### TO BE DONE
Locate all lines with the word "cabinet". Copy them.

═════ DATA RECORDS ═════

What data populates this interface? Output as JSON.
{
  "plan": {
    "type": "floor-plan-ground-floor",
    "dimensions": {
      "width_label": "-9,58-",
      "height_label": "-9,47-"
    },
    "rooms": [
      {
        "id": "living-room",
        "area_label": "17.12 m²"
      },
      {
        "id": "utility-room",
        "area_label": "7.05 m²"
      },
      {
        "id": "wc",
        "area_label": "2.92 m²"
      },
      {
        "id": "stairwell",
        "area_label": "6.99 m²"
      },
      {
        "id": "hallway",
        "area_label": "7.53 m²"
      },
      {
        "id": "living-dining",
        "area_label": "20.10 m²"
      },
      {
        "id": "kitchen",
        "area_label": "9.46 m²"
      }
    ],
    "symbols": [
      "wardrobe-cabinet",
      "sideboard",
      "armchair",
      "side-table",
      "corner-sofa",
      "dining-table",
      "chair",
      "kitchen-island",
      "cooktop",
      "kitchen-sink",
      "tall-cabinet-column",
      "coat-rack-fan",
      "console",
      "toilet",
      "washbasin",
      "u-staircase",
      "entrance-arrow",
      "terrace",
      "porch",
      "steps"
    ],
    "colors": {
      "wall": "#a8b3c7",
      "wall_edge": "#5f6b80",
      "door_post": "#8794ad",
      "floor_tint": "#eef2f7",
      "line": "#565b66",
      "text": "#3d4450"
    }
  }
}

═════

### WORKED SOLUTION
      "wardrobe-cabinet",
      "tall-cabinet-column",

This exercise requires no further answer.